**ЗАДАНИЕ A:**
Назовите всех выходцев из Приморья, которые перечислены по фамилиям в тексте о детстве на Дальнем Востоке.
**ЗАДАНИЕ B:**
Какое из названий креветки во Владивостоке приводится в тексте о детстве на Дальнем Востоке?
**ЗАДАНИЕ C:**
Напишите продолжение текста о детстве на Дальнем Востоке, начиная сразу после его последнего предложения.

--- ФРАГМЕНТ ДОКУМЕНТА ---

А вдруг на них нападут медведки?
Вы будете смеяться, но медведка – это одно из названий креветки во Владивостоке. На вид – диковатое создание. Да просто жуть, если честно.
Вообще непонятно, что и как влияет на детскую психику. Ведь на Русском острове были и зима, и снег. Более того – лед был такой, что можно было с мамой дойти пешком от Елены до Эгершельда. А в памяти это навсегда зеленый теплый остров с обрывами до моря, где вечно волна, в которой можно купаться. Я не знаю, как это работает. Почему это снится годами и десятилетиями. Сдается, что на Дальнем Востоке множество мест, которые потом снятся детям, даже если они уже взрослые, да и не живут там давно и уехали учиться в Питер на инженера-технолога химической промышленности.
Но ведь это лучше, чем всю жизнь носить в себе картинку с двором-колодцем, над которым реет мутное небо?
Так можно скатиться до вульгарного социал-дарвинизма, но бытие все же определяет сознание. Если в детстве смотришь с сопки Крестовой на бухту Золотой Рог, на Амурский залив, на пролив Босфор Восточный, а теперь еще и на два моста, Золотой и Русский, смотришь не потому что ты турист, а просто потому что проходил мимо, потому что ты тут живешь, – вырастешь совсем другим человеком. С другим чувством масштаба и глубины. Тот самый случай, когда бескрайняя природа воспитывает себе совсем другую породу людей. Пардон за слово «порода». «А не махнуть ли нам завтра на остров Аскольд? Или на Путятин? А, может быть, в бухту Патрокл?»
Вы слышите магию топонимики?
Но вот какая странность: в таком возрасте совсем не запоминаешь людей. Наверное, ребенок воспринимает все очень физиологично – свет, звук, запах, море, гребешок, трепанг. И, естественно, не понимает значимость тех или иных людей в том месте, где ему довелось жить. А ведь Владивосток – бесконечный конвейер выдающихся, умных, парадоксальных, мультиталантливых, влиятельных в масштабе всей страны людей. Они все потом ворвались в мою жизнь, но значительно позже – Немцов, Лагута, Мамонтов, Сунгоркин – их полно, приморских, без которых Москва была бы совсем другой.
А вы знаете, что дальневосточники так или иначе в Москве образуют довольно сплоченную общность? Более того – мы узнаем друг друга по взгляду, по глазам. Но я вам не скажу, как. Это секрет. Если расскажу, то мне придется вас заточить на острове Елена, как Наполеона. С гребешком св. Якова.
* * *В общем, Камчатка была неизбежна.
Шлюпка, катер ПСК, машина, Ил–18, ночь, Елизово.
Как определить московского диктора? Он/она говорит Ели́зово и Милько́во, в то время как камчатские говорят Елизово на букву Е и Мильково на букву И.
Откуда тебе знать, что такое Камчатка, если ты никогда в жизни – пока еще очень короткой жизни – ее не видел, а видел только зеленые острова в океане? И к тому же проспал всю дорогу до нового дома? И вот рано утром ты просыпаешься и идешь к двери на улицу.

--- ФРАГМЕНТЫ ЛИСТИНГА ---

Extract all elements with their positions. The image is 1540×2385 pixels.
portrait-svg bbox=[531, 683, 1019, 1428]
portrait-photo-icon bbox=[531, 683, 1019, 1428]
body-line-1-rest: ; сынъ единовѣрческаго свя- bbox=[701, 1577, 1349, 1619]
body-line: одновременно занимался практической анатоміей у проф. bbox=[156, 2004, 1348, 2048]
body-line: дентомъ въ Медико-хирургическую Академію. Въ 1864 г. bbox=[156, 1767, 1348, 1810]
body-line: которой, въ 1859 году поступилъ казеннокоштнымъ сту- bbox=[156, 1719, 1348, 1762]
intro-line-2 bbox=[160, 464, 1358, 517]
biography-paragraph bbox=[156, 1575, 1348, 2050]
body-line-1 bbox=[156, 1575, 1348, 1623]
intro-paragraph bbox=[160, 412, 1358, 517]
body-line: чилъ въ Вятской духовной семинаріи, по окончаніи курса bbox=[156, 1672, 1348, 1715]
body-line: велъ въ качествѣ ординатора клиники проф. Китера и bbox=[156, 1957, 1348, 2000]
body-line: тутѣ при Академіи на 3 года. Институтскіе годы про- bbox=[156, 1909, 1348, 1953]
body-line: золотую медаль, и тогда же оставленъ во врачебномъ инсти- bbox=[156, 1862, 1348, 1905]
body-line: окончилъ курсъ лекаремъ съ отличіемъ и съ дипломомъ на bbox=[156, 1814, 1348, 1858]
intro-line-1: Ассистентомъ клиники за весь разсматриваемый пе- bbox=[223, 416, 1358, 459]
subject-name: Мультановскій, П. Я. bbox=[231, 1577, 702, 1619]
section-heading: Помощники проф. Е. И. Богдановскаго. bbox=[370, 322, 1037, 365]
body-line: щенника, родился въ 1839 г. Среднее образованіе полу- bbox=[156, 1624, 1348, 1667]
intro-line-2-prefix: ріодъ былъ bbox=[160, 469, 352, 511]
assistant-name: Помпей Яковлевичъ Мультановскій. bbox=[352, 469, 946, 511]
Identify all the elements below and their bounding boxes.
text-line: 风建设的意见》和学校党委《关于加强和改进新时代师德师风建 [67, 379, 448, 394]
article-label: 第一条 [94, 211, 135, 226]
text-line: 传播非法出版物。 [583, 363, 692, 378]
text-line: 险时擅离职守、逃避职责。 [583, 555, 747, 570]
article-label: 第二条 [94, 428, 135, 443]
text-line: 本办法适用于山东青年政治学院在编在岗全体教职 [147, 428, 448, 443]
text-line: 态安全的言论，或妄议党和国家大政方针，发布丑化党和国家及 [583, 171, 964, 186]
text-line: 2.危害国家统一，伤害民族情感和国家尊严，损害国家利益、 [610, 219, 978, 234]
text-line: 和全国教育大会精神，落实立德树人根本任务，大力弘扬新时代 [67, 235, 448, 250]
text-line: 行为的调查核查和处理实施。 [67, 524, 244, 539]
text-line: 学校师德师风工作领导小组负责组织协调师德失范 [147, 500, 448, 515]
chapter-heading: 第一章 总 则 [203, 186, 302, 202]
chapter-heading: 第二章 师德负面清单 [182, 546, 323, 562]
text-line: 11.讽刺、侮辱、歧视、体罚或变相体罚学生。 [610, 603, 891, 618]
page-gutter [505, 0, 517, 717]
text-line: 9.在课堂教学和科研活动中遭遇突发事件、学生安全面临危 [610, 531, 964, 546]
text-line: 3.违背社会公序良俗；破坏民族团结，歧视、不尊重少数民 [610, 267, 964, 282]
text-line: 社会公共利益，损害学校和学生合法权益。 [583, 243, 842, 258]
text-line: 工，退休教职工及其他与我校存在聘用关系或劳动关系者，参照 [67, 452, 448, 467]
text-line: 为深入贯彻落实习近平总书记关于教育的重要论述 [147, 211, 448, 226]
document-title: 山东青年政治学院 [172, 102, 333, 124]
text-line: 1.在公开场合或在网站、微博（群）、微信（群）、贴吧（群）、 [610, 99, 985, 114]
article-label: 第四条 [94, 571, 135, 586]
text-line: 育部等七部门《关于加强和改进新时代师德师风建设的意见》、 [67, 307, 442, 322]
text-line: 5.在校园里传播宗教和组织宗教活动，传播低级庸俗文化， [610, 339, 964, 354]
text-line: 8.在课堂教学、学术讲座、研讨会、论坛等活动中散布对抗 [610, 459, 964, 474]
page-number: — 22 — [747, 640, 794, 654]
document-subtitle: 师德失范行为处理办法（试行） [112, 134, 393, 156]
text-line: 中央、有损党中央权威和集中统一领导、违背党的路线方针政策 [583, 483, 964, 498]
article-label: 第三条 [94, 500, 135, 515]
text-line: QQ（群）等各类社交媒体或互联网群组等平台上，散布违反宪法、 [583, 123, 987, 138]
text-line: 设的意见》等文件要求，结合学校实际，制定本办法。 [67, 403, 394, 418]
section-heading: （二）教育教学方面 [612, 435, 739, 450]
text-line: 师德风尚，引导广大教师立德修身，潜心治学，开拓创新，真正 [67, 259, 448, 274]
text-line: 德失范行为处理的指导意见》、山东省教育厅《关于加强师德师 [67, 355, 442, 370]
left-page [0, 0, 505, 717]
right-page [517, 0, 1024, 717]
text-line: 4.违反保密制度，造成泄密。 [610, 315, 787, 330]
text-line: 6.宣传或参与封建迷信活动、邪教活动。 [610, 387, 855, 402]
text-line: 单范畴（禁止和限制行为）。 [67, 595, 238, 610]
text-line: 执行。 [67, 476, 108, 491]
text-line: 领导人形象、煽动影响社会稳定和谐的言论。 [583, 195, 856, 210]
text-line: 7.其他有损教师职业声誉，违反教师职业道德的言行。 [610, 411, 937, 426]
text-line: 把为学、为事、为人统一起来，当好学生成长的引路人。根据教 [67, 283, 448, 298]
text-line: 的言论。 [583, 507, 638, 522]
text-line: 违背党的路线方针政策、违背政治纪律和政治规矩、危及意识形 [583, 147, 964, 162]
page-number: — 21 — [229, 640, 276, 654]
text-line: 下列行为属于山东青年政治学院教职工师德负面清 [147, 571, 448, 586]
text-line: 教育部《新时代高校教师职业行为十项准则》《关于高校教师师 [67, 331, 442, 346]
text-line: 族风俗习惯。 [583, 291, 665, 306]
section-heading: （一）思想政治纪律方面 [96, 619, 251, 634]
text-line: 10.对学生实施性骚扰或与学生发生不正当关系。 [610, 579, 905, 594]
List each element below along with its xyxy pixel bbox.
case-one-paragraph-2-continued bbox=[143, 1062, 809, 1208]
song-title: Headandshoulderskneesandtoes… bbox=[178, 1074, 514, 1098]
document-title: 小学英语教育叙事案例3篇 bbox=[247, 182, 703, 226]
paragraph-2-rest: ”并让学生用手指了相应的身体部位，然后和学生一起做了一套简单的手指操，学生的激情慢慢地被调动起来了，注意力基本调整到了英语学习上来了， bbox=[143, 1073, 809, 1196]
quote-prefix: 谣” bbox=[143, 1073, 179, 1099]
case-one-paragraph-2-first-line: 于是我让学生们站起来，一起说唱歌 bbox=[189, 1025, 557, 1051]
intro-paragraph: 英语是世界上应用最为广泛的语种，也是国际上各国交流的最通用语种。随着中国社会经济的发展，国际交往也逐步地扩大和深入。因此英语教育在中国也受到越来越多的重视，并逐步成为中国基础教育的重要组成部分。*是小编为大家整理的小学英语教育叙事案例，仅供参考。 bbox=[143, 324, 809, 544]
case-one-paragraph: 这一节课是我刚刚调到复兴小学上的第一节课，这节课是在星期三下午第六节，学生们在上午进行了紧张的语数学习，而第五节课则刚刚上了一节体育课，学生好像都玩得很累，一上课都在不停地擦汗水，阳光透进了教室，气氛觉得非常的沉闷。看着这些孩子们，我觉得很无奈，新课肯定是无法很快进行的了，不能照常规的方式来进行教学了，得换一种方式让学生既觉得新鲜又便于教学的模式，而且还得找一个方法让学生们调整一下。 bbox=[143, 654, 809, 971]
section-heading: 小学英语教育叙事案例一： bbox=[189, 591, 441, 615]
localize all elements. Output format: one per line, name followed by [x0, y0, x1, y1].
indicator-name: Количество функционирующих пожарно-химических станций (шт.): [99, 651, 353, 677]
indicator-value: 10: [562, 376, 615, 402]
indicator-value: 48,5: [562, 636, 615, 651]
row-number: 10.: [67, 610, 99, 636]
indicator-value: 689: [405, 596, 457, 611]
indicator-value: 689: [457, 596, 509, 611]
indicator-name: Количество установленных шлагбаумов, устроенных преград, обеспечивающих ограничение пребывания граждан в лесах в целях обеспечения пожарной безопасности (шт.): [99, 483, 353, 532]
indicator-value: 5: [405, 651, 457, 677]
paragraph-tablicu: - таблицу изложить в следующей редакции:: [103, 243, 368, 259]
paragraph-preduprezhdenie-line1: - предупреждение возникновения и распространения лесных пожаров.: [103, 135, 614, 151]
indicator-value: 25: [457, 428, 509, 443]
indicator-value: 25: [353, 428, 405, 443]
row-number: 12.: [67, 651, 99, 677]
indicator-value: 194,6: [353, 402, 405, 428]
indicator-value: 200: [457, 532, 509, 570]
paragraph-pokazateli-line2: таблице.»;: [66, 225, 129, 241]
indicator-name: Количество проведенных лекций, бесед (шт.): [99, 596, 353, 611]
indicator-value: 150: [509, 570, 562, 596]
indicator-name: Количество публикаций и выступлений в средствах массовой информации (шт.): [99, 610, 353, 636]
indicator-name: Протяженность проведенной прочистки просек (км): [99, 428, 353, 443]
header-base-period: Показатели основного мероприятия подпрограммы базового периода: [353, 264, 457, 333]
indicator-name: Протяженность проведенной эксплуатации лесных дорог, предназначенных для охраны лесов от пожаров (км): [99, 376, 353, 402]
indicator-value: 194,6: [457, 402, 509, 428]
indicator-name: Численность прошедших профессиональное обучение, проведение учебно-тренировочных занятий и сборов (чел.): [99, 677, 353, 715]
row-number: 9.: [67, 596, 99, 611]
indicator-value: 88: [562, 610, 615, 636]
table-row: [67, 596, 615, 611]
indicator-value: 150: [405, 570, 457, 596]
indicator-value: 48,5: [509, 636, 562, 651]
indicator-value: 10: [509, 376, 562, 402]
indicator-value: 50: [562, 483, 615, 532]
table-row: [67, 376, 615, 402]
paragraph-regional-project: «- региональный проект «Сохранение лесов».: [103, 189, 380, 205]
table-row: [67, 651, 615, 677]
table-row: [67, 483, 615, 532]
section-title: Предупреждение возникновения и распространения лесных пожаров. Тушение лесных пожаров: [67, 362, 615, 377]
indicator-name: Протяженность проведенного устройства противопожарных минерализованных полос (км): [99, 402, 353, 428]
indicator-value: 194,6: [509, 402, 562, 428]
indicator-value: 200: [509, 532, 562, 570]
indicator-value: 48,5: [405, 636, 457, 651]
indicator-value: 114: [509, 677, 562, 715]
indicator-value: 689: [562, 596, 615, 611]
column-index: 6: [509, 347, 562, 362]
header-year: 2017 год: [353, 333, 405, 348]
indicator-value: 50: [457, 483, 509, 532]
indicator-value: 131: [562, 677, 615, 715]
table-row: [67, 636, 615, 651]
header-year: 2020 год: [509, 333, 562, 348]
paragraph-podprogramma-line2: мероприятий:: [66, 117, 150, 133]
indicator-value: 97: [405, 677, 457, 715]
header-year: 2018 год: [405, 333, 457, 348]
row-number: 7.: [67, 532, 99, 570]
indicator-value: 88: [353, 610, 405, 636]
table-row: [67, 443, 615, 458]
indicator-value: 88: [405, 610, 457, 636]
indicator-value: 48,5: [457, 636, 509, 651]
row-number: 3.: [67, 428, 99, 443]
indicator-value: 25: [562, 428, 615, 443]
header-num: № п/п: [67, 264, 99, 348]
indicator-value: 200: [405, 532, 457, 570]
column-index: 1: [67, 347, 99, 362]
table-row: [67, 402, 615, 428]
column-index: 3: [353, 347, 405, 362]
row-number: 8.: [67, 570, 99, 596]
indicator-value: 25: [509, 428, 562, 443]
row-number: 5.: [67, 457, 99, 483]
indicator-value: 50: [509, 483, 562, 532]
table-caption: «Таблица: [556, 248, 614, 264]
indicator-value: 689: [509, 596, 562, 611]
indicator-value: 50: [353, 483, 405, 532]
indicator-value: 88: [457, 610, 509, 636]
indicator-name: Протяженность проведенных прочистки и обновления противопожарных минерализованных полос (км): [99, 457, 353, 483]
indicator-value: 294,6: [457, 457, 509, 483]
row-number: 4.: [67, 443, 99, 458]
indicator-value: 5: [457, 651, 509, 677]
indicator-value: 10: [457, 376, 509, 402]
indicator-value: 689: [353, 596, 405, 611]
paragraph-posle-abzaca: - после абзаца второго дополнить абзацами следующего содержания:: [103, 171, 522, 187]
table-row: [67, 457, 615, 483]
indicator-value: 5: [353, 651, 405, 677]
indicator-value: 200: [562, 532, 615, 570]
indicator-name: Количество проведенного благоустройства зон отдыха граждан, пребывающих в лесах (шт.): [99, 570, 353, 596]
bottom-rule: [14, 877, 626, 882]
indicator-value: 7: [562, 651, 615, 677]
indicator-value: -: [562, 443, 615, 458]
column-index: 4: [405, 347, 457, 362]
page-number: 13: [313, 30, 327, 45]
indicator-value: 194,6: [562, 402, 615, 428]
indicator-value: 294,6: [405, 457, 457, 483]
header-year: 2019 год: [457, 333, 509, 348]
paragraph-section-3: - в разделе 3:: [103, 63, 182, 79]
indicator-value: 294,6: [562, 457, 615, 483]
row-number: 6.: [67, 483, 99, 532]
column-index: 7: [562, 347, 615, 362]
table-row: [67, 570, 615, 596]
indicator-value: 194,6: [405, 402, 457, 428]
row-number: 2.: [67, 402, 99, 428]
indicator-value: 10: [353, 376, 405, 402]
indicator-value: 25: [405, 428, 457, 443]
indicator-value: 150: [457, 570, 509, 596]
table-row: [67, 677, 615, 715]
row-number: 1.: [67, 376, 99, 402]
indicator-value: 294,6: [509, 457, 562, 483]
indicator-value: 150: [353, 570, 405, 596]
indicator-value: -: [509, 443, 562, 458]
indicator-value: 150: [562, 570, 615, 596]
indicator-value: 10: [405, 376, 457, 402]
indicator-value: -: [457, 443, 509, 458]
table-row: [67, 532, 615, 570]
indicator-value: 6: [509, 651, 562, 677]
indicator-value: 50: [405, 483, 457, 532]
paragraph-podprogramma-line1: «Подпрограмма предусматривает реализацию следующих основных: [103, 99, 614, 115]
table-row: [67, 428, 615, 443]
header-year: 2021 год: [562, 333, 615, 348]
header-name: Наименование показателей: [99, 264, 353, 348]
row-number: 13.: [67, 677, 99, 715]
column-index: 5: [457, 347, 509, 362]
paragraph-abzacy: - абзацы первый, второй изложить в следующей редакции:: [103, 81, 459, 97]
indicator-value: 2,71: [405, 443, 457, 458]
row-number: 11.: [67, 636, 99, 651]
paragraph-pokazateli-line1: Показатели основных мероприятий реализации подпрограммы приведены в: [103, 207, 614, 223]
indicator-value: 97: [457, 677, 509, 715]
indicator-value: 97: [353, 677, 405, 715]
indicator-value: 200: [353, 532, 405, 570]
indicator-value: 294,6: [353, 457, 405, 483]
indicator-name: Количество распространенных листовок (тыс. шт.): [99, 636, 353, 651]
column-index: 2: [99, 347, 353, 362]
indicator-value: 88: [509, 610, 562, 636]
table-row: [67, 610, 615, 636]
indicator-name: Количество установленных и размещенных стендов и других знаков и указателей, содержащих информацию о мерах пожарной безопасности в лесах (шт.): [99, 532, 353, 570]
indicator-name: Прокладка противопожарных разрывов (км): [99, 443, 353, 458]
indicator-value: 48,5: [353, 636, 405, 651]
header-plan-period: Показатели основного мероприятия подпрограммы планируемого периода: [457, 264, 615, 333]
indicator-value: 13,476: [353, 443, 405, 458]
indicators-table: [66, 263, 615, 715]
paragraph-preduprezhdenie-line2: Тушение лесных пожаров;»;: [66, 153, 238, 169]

---

**РЕЗУЛЬТАТ ВЫПОЛНЕНИЯ A:**
Это Немцов, Лагута, Мамонтов и Сунгоркин.

**РЕЗУЛЬТАТ ВЫПОЛНЕНИЯ B:**
Во Владивостоке креветку называют медведкой.

**РЕЗУЛЬТАТ ВЫПОЛНЕНИЯ C:**
Все знают сказки про то, что в каком-то доме есть дверь, откуда можно выйти в какой-то другой мир – то ли маленькая зеленая дверь в стене, то ли просто дверца шкафа, открыл – и улетел. Я знаю, откуда берутся такие сказки. Открываешь дверь домика на четыре офицерские семьи – и все.
Под ногами хрустит ледяная корка, а ты поднимаешь глаза, и вот перед тобой стоят три огромных вулкана – близко-близко, красные, потому что рассвет. И над ними совсем другое небо, чем над Владивостоком. И похоже, что это сразу космос, а не просто небо.
Не надо хихикать – я про космос уже тогда все знал. Мне папа рассказывал, когда мы ходили по пятницам из бани (четверг – личный состав, пятница – офицеры, суббота – женщины). Но после того как я узнал, что вот эти звезды, которые светят, может быть, давно уже не светят и вообще умерли, и свет теперь идет сам по себе через вселенную, – это было настолько страшно и тоскливо, что дальнейшее наблюдение за космосом давалось с большим напрягом.
Простите, мой уважаемый пра-дядюшка Николай Сергеевич, построивший Крымскую обсерваторию, извините. Не нужен человеку космос, не нужны человеку звезды, потому что даже мысль о них – это ужас. Никто не обещал, что природа создана для человека, она вообще-то совершенно враждебна человеку. Перпендикулярна. Тупо выжить среди всей этой природы – уже нетривиальная задача. Но ведь люди, которые пробуют, и пытаются, и иногда даже побеждают. Хотя бы ненадолго. Я потом расскажу о таких, точней – о таком.
Я же говорю – берегите психику ваших детей. Тоскливей мертвых звезд – только степь, полная ковыля, по пути от Владивостока до Уссурийска.
Меня, кстати, недавно спросил вполне взрослый и образованный человек – что такое ковыль. Ну как что – такое серебристое растение с тонкими колосками. Целое поле смертной плоской тоски до горизонта. Ковыла и тырса. И нет, перед фанатами степей извиняться не буду, да, даже перед Буниным с Кольцовым не буду, ковылем густым степь белеется. Пусть белеется сколько хочет. Если ты ничего, кроме степи, не видал, то про вулканы не поймешь никогда.
Вулканы перед глазами с утра пораньше это, наоборот, – праздник. Это театр, кулиса, геологическая катастрофа и единственная стена дома, где можно прожить всю жизнь и ни разу не почувствовать себя незащищенным.
Проблема одна: эта картина – красных вулканов на заре, буквально у твоего порога – выжигается на сетчатке глаза, на зрительном нерве и в той части мозга, которая отвечает за картины с вулканами. Ее не стереть и не забыть.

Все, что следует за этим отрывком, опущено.